**** Data lines ****

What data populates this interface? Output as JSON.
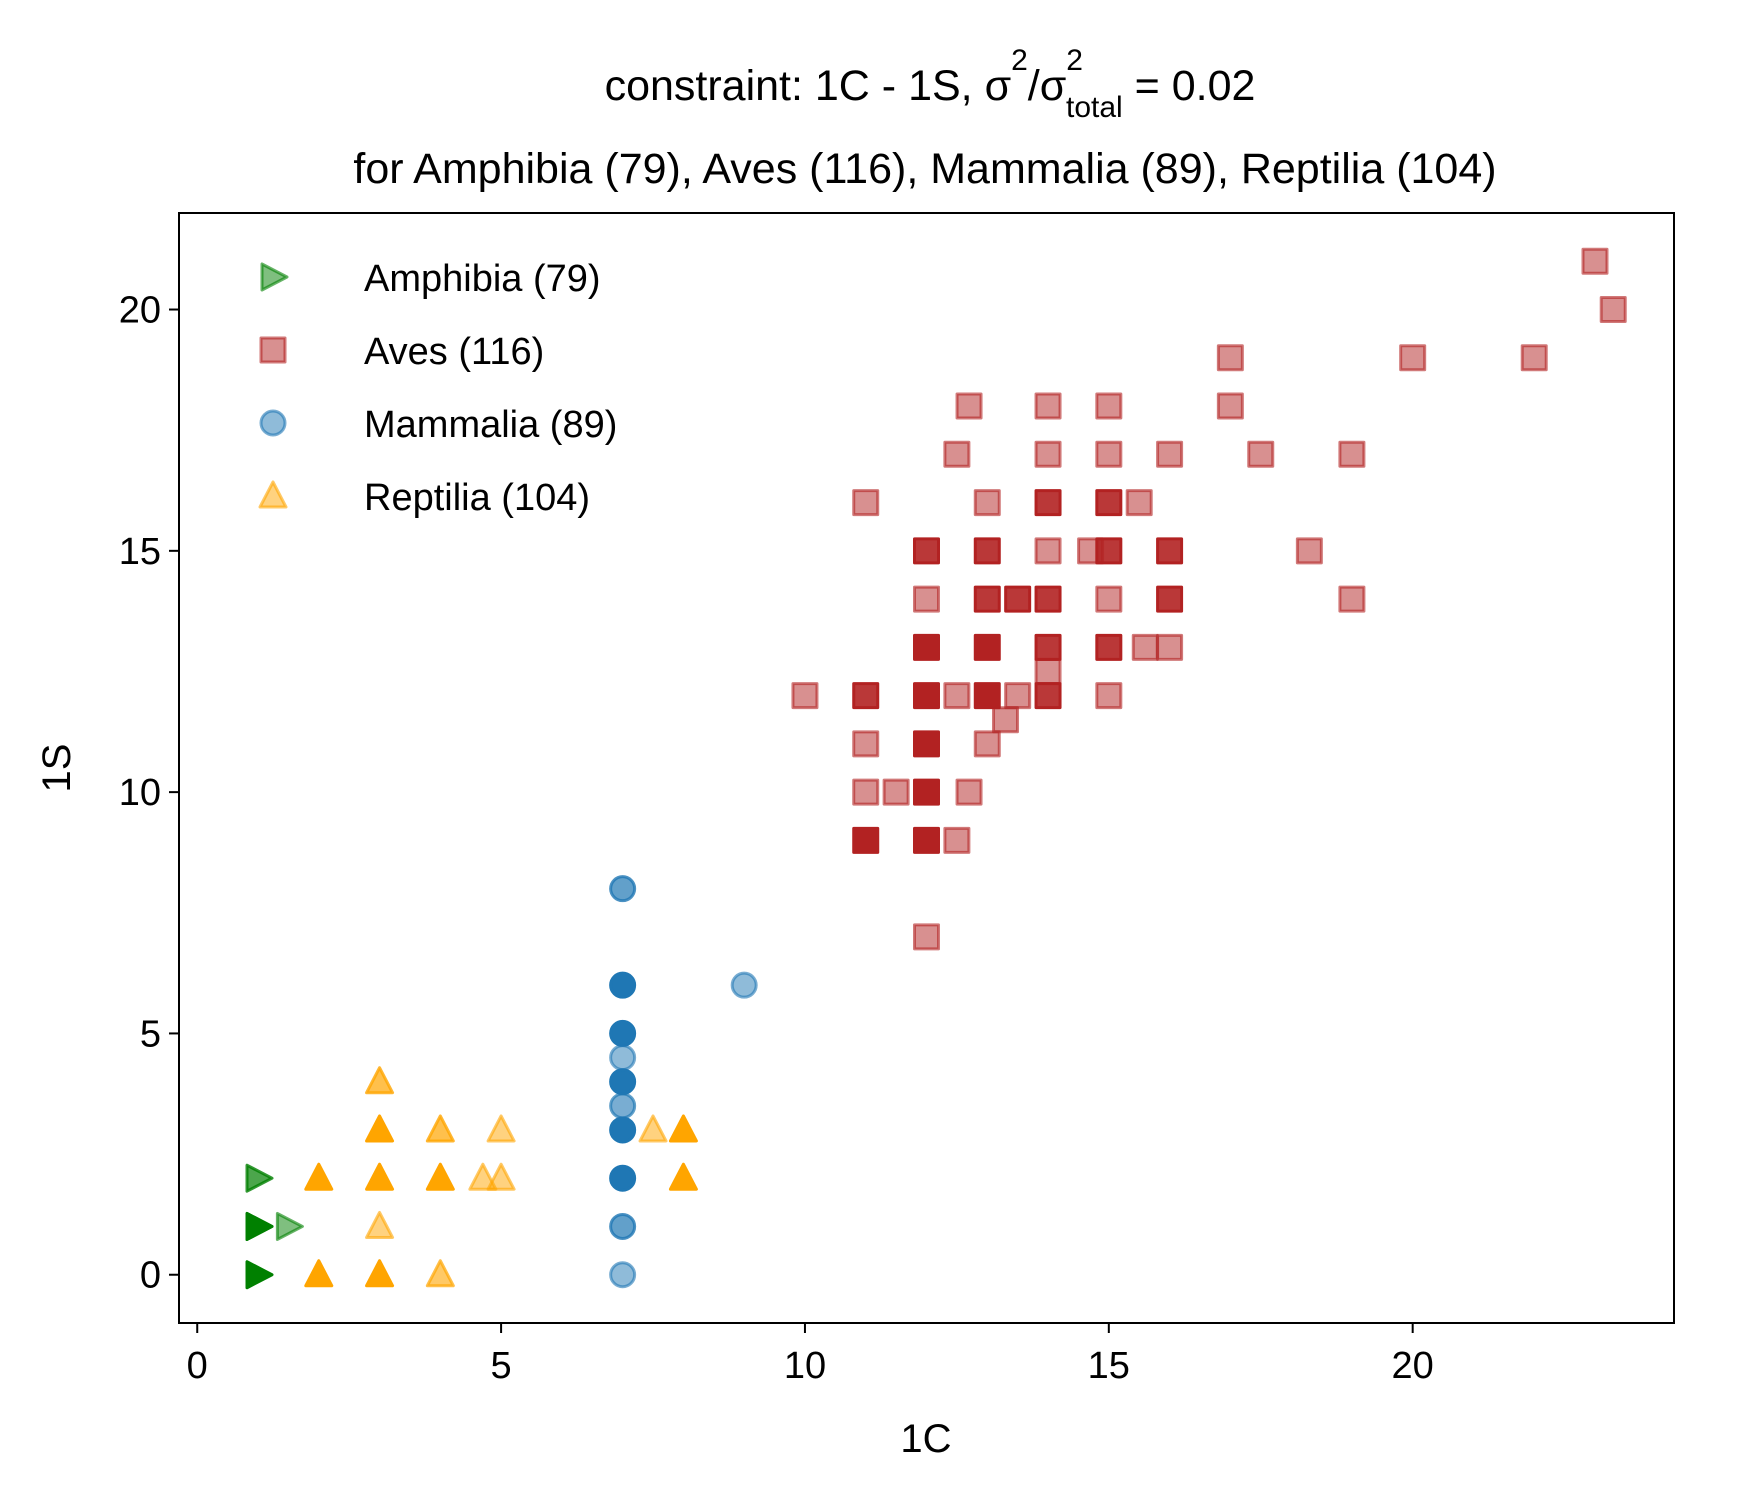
{
  "chart_data": {
    "type": "scatter",
    "title": {
      "main": "constraint: 1C - 1S, σ",
      "sup1": "2",
      "slash": "/σ",
      "sup2": "2",
      "sub": "total",
      "value": " =  0.02",
      "line2": "for Amphibia (79), Aves (116), Mammalia (89), Reptilia (104)"
    },
    "xlabel": "1C",
    "ylabel": "1S",
    "xlim": [
      -0.3,
      24.3
    ],
    "ylim": [
      -1,
      22
    ],
    "xticks": [
      0,
      5,
      10,
      15,
      20
    ],
    "yticks": [
      0,
      5,
      10,
      15,
      20
    ],
    "grid": false,
    "legend_position": "top-left",
    "series": [
      {
        "name": "Amphibia (79)",
        "marker": "triangle-right",
        "color": "#008000",
        "points": [
          {
            "x": 1,
            "y": 2,
            "a": 0.7
          },
          {
            "x": 1,
            "y": 1,
            "a": 1.0
          },
          {
            "x": 1,
            "y": 1,
            "a": 1.0
          },
          {
            "x": 1.5,
            "y": 1,
            "a": 0.5
          },
          {
            "x": 1,
            "y": 0,
            "a": 1.0
          }
        ]
      },
      {
        "name": "Aves (116)",
        "marker": "square",
        "color": "#b22222",
        "points": [
          {
            "x": 23,
            "y": 21,
            "a": 0.5
          },
          {
            "x": 23.3,
            "y": 20,
            "a": 0.5
          },
          {
            "x": 17,
            "y": 19,
            "a": 0.5
          },
          {
            "x": 20,
            "y": 19,
            "a": 0.5
          },
          {
            "x": 22,
            "y": 19,
            "a": 0.5
          },
          {
            "x": 12.7,
            "y": 18,
            "a": 0.5
          },
          {
            "x": 14,
            "y": 18,
            "a": 0.5
          },
          {
            "x": 15,
            "y": 18,
            "a": 0.5
          },
          {
            "x": 17,
            "y": 18,
            "a": 0.5
          },
          {
            "x": 12.5,
            "y": 17,
            "a": 0.5
          },
          {
            "x": 14,
            "y": 17,
            "a": 0.5
          },
          {
            "x": 15,
            "y": 17,
            "a": 0.5
          },
          {
            "x": 16,
            "y": 17,
            "a": 0.5
          },
          {
            "x": 17.5,
            "y": 17,
            "a": 0.5
          },
          {
            "x": 19,
            "y": 17,
            "a": 0.5
          },
          {
            "x": 11,
            "y": 16,
            "a": 0.5
          },
          {
            "x": 13,
            "y": 16,
            "a": 0.5
          },
          {
            "x": 14,
            "y": 16,
            "a": 0.9
          },
          {
            "x": 15,
            "y": 16,
            "a": 0.9
          },
          {
            "x": 15.5,
            "y": 16,
            "a": 0.5
          },
          {
            "x": 12,
            "y": 15,
            "a": 0.9
          },
          {
            "x": 13,
            "y": 15,
            "a": 0.9
          },
          {
            "x": 14,
            "y": 15,
            "a": 0.5
          },
          {
            "x": 14.7,
            "y": 15,
            "a": 0.5
          },
          {
            "x": 15,
            "y": 15,
            "a": 0.9
          },
          {
            "x": 16,
            "y": 15,
            "a": 0.9
          },
          {
            "x": 18.3,
            "y": 15,
            "a": 0.5
          },
          {
            "x": 12,
            "y": 14,
            "a": 0.5
          },
          {
            "x": 13,
            "y": 14,
            "a": 0.9
          },
          {
            "x": 13.5,
            "y": 14,
            "a": 0.9
          },
          {
            "x": 14,
            "y": 14,
            "a": 0.9
          },
          {
            "x": 15,
            "y": 14,
            "a": 0.5
          },
          {
            "x": 16,
            "y": 14,
            "a": 0.9
          },
          {
            "x": 19,
            "y": 14,
            "a": 0.5
          },
          {
            "x": 12,
            "y": 13,
            "a": 1.0
          },
          {
            "x": 13,
            "y": 13,
            "a": 1.0
          },
          {
            "x": 14,
            "y": 13,
            "a": 0.9
          },
          {
            "x": 15,
            "y": 13,
            "a": 0.9
          },
          {
            "x": 15.6,
            "y": 13,
            "a": 0.5
          },
          {
            "x": 16,
            "y": 13,
            "a": 0.5
          },
          {
            "x": 14,
            "y": 12.5,
            "a": 0.5
          },
          {
            "x": 10,
            "y": 12,
            "a": 0.5
          },
          {
            "x": 11,
            "y": 12,
            "a": 0.9
          },
          {
            "x": 12,
            "y": 12,
            "a": 1.0
          },
          {
            "x": 12.5,
            "y": 12,
            "a": 0.5
          },
          {
            "x": 13,
            "y": 12,
            "a": 1.0
          },
          {
            "x": 13.5,
            "y": 12,
            "a": 0.5
          },
          {
            "x": 14,
            "y": 12,
            "a": 0.9
          },
          {
            "x": 15,
            "y": 12,
            "a": 0.5
          },
          {
            "x": 13.3,
            "y": 11.5,
            "a": 0.5
          },
          {
            "x": 11,
            "y": 11,
            "a": 0.5
          },
          {
            "x": 12,
            "y": 11,
            "a": 1.0
          },
          {
            "x": 13,
            "y": 11,
            "a": 0.5
          },
          {
            "x": 11,
            "y": 10,
            "a": 0.5
          },
          {
            "x": 11.5,
            "y": 10,
            "a": 0.5
          },
          {
            "x": 12,
            "y": 10,
            "a": 1.0
          },
          {
            "x": 12.7,
            "y": 10,
            "a": 0.5
          },
          {
            "x": 11,
            "y": 9,
            "a": 1.0
          },
          {
            "x": 12,
            "y": 9,
            "a": 1.0
          },
          {
            "x": 12.5,
            "y": 9,
            "a": 0.5
          },
          {
            "x": 12,
            "y": 7,
            "a": 0.5
          }
        ]
      },
      {
        "name": "Mammalia (89)",
        "marker": "circle",
        "color": "#1f77b4",
        "points": [
          {
            "x": 7,
            "y": 8,
            "a": 0.7
          },
          {
            "x": 7,
            "y": 6,
            "a": 1.0
          },
          {
            "x": 9,
            "y": 6,
            "a": 0.5
          },
          {
            "x": 7,
            "y": 5,
            "a": 1.0
          },
          {
            "x": 7,
            "y": 4.5,
            "a": 0.5
          },
          {
            "x": 7,
            "y": 4,
            "a": 1.0
          },
          {
            "x": 7,
            "y": 3.5,
            "a": 0.6
          },
          {
            "x": 7,
            "y": 3,
            "a": 1.0
          },
          {
            "x": 7,
            "y": 2,
            "a": 1.0
          },
          {
            "x": 7,
            "y": 1,
            "a": 0.7
          },
          {
            "x": 7,
            "y": 0,
            "a": 0.5
          }
        ]
      },
      {
        "name": "Reptilia (104)",
        "marker": "triangle-up",
        "color": "#ffa500",
        "points": [
          {
            "x": 3,
            "y": 4,
            "a": 0.7
          },
          {
            "x": 3,
            "y": 3,
            "a": 1.0
          },
          {
            "x": 4,
            "y": 3,
            "a": 0.7
          },
          {
            "x": 5,
            "y": 3,
            "a": 0.5
          },
          {
            "x": 7.5,
            "y": 3,
            "a": 0.5
          },
          {
            "x": 8,
            "y": 3,
            "a": 1.0
          },
          {
            "x": 2,
            "y": 2,
            "a": 1.0
          },
          {
            "x": 3,
            "y": 2,
            "a": 1.0
          },
          {
            "x": 4,
            "y": 2,
            "a": 1.0
          },
          {
            "x": 4.7,
            "y": 2,
            "a": 0.5
          },
          {
            "x": 5,
            "y": 2,
            "a": 0.5
          },
          {
            "x": 8,
            "y": 2,
            "a": 1.0
          },
          {
            "x": 3,
            "y": 1,
            "a": 0.5
          },
          {
            "x": 2,
            "y": 0,
            "a": 1.0
          },
          {
            "x": 3,
            "y": 0,
            "a": 1.0
          },
          {
            "x": 4,
            "y": 0,
            "a": 0.6
          }
        ]
      }
    ]
  }
}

****

_Short problem:_ Choose all lines containing the string "name" and copy them out.

_Response to this task:_
        "name": "Amphibia (79)",
        "name": "Aves (116)",
        "name": "Mammalia (89)",
        "name": "Reptilia (104)",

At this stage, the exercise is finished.